Records from a collection ▸

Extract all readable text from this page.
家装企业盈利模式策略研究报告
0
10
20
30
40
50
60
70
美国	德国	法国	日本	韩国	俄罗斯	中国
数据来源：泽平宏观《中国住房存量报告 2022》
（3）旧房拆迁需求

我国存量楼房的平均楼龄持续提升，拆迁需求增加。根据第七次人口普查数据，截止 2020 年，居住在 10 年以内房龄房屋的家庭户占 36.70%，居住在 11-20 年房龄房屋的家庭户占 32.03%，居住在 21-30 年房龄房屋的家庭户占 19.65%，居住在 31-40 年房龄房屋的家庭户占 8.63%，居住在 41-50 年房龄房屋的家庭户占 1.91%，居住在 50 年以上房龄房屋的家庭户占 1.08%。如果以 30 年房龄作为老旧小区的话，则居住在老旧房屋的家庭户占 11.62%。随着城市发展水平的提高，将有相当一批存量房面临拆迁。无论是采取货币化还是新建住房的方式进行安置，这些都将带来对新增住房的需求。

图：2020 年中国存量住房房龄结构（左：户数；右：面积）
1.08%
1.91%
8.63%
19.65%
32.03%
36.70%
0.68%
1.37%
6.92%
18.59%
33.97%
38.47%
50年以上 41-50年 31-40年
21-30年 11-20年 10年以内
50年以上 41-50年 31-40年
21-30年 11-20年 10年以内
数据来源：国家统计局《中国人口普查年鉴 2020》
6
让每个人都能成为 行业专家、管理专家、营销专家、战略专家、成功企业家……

TASK REQUIREMENTS ▸
Look for "数据来源" and pull out every line that has it.

EXERCISE ANSWER ▸
数据来源：泽平宏观《中国住房存量报告 2022》
数据来源：国家统计局《中国人口普查年鉴 2020》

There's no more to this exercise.